### Task
Your answer should be every line of the records that contains the word "FWSD", copied as it stands.

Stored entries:
[Start of section]

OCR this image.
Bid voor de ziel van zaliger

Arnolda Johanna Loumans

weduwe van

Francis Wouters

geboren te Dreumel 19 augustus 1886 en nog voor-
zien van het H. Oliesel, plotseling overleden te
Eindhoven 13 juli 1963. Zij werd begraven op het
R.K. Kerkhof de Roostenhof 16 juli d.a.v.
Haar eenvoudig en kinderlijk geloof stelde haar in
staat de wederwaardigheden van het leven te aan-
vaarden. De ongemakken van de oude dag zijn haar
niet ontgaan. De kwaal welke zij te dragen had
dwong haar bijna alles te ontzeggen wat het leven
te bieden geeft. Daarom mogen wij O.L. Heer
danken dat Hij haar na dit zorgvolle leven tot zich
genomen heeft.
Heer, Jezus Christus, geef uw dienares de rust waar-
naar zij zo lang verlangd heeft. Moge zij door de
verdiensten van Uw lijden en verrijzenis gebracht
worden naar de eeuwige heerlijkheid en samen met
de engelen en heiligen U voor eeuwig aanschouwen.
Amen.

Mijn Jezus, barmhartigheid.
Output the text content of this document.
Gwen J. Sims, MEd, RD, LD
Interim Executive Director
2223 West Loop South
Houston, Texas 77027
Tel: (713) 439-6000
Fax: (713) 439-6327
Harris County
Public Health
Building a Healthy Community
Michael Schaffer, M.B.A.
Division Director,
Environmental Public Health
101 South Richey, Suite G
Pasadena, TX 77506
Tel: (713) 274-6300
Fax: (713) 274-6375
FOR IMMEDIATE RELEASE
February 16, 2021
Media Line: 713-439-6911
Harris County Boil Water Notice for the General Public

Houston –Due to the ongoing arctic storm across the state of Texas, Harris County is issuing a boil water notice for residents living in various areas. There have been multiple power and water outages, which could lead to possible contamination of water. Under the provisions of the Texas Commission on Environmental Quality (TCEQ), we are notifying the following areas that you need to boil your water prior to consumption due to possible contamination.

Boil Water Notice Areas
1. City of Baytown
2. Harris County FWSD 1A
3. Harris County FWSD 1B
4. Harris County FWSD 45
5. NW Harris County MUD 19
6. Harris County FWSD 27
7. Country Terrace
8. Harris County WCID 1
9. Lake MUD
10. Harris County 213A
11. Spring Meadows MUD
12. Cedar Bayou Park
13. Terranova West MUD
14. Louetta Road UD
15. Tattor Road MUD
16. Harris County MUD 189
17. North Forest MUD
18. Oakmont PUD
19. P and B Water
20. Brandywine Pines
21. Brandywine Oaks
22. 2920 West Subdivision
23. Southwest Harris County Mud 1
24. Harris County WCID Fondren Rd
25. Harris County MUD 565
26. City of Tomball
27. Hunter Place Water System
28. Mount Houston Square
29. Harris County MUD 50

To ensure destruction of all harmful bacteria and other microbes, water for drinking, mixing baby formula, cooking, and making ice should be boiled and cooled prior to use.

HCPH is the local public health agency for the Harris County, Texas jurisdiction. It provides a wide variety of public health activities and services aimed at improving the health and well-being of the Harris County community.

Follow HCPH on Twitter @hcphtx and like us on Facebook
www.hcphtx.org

[End of section]

### Answer to this task
2. Harris County FWSD 1A
3. Harris County FWSD 1B
4. Harris County FWSD 45
6. Harris County FWSD 27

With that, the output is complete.